ASSIGNED TASK A.
Write out everything in the account of the hospital visits from "Grandma, please tell" down to "grandma…(more sobs) goodbye.".
ASSIGNED TASK B.
In the account of the hospital visits, what class did the writer leave in order to go to the hospital?
ASSIGNED TASK C.
Pick up the account of the hospital visits after its final sentence and carry it forward.

Yesterday was a tough day, as I learned from a friend that she was afraid her husband, also a friend, might be dying. Just a few days ago, he was taken from the rehab center where he is undergoing physical therapy to the hospital, then put in intensive care.  His breathing is labored, fluid on his lungs makes it hard to get enough oxygen in his blood, he is in renal failure, and he slips in and out of conscious coherence.  My wife and sister-in-law and I went to the hospital to see them, but could only see her because our arrival did not coincide with extremely limited visiting hours.  But we took her to lunch and talked and listened and tried to make the best of an awful situation.

Today, my friend sent me a text. No longer was it just her fear; the doctors had as much as said they were doing all they could, but it would be just a matter of time before either the heart, the lungs, or the kidneys would give out completely. They suggested moving him, when he is stable enough, to hospice.

When I got the text, I tried to respond, but my attempt failed; I was in a “dead zone” in which I could receive an occasional text, but mine could not be sent. So I left my pottery class and headed to the hospital.  I saw her sitting outside the front door on a bench. Just as I arrived, another friend drove up.  The three of us went out to lunch to escape the hospital; again, visiting hours had just ended and she had not been allowed to stay.

She talked about his condition and what she was doing to plan for the inevitable. She is remarkably strong, in light of the circumstances, but there are cracks in that steel case.  She listened to a voice message from his granddaughter that came in while she had been in ICU earlier in the day; it caused her to tear up.  She played it on speaker phone. These are not the exact words of the voicemail, but they are close, I think:

Grandma, please tell grandpa I love him. Could you play this message on speaker phone for him?  Grandpa, I love you. Whatever happens in the hospital, whether it goes well or not…I just want to let you know you’re the best grandpa I’ve ever had…I love you so much (here, she breaks into sobs)…oh, maybe you better not play this for him. But please hug him for me. I love you grandma…(more sobs) goodbye.

(Document layout detection data)

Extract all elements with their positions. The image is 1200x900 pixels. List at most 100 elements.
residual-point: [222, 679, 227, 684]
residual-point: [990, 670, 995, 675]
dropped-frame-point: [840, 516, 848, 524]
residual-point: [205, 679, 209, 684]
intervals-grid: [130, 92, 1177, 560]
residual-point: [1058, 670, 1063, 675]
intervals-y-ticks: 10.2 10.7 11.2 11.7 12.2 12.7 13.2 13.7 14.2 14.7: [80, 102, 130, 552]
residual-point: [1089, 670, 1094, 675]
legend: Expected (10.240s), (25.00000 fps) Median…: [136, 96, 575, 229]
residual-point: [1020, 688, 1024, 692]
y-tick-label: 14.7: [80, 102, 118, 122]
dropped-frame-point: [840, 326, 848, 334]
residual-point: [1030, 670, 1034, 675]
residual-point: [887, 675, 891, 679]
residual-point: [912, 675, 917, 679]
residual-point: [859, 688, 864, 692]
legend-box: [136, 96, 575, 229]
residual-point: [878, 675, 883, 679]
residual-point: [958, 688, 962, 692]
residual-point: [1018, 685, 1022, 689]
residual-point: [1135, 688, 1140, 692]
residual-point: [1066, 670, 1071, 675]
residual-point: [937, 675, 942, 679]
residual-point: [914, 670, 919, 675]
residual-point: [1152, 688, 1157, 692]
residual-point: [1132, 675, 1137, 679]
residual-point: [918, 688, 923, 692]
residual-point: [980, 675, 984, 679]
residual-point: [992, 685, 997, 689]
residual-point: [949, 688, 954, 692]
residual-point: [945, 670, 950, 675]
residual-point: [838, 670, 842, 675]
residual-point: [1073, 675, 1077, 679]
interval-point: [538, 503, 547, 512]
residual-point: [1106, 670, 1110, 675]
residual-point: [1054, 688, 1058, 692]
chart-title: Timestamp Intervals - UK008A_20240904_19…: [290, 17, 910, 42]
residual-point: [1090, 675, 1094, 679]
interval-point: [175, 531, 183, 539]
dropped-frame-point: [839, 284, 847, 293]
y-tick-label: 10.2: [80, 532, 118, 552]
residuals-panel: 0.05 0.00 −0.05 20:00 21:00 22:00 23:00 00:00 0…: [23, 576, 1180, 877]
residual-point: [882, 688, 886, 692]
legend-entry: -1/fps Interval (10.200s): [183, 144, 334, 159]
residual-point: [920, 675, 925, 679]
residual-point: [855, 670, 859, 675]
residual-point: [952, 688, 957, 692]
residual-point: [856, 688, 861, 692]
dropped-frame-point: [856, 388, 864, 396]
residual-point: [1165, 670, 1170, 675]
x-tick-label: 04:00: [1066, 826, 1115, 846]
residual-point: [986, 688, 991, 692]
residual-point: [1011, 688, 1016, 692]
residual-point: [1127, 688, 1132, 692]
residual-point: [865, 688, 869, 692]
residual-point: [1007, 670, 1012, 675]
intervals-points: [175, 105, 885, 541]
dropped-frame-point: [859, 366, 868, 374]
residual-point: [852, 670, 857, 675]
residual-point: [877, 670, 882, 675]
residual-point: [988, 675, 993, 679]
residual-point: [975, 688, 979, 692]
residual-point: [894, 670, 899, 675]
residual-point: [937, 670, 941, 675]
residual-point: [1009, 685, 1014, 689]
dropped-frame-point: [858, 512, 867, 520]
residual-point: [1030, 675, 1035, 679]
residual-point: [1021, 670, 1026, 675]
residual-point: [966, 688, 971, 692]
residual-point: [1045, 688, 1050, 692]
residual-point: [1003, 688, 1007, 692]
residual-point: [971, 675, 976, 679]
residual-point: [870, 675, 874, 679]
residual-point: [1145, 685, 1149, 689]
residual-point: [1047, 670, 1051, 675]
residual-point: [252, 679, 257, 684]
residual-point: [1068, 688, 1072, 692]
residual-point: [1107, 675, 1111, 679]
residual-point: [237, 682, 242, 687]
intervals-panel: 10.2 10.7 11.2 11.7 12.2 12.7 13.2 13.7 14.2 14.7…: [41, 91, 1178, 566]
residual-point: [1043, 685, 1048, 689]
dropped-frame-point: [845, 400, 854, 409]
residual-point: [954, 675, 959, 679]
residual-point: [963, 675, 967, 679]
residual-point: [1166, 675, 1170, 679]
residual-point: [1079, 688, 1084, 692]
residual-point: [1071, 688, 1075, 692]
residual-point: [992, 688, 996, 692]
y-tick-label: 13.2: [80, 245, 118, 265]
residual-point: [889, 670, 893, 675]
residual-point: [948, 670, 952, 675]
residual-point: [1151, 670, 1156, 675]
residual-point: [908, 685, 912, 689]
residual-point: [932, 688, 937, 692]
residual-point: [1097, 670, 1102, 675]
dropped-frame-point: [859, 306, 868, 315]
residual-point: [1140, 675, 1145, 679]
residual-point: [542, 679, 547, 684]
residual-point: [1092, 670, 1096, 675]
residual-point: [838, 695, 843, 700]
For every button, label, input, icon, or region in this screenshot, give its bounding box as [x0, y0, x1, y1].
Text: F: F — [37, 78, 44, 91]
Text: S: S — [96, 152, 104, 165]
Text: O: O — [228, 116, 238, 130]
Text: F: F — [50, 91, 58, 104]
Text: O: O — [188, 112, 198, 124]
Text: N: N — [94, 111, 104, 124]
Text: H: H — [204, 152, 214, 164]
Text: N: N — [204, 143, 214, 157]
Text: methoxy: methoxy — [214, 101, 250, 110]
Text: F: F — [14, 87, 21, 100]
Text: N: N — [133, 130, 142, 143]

ANSWER AREA A.
Grandma, please tell grandpa I love him. Could you play this message on speaker phone for him?  Grandpa, I love you. Whatever happens in the hospital, whether it goes well or not…I just want to let you know you’re the best grandpa I’ve ever had…I love you so much (here, she breaks into sobs)…oh, maybe you better not play this for him. But please hug him for me. I love you grandma…(more sobs) goodbye.

ANSWER AREA B.
A pottery class.

ANSWER AREA C.
She explained that he wasn’t even her natural grandfather but a grandfather by second marriage. My friend and her granddaughter weren’t the only ones in tears.

Back at the hospital, sitting in the waiting room for an hour, we talked more about he she was reacting and what she needed to do. His sons were on the way, and one of her daughters was heading in to see her, too. I offered a place for anyone needed a bed; she said she might take me up on it, especially for a memorial service, as there will be more people than she has beds.

She said one of the doctors spoke of his condition like this: “It is as if he is surrounded by wolves. We can ward them off with a barrier for a while, but it won’t be long before one of them breaks through and takes him.”

At the commencement of visiting hours, I accompanied her to see him. Only immediate family is permitted in the ICU, so I was to be his brother if asked. When a doctor dropped by to check on him, I was introduced as his brother.  When we got to his area (a tiny room with one solid wall, two glass walls, and a sliding glass door (that was open) onto the nurses’ area in the center of the unit), we saw that his eyes were closed.  He had on an oxygen mask, which made it impossible to understand him, but after a couple of minutes a nurse took it off, advising us to watch the monitors and to call her if the oxygen sensors detected a significant drop.

His wife woke him up with her greeting. His eyes opened and he looked around, seeming to be a bit confused. But he quickly became coherent and aware. Once the oxygen mask was off, he knew who I was and thanked me for visiting. And he made it clear that he was thirsty.  “Water. Water!”

The nurse asked him, “Are you thirsty?”

“Yes!”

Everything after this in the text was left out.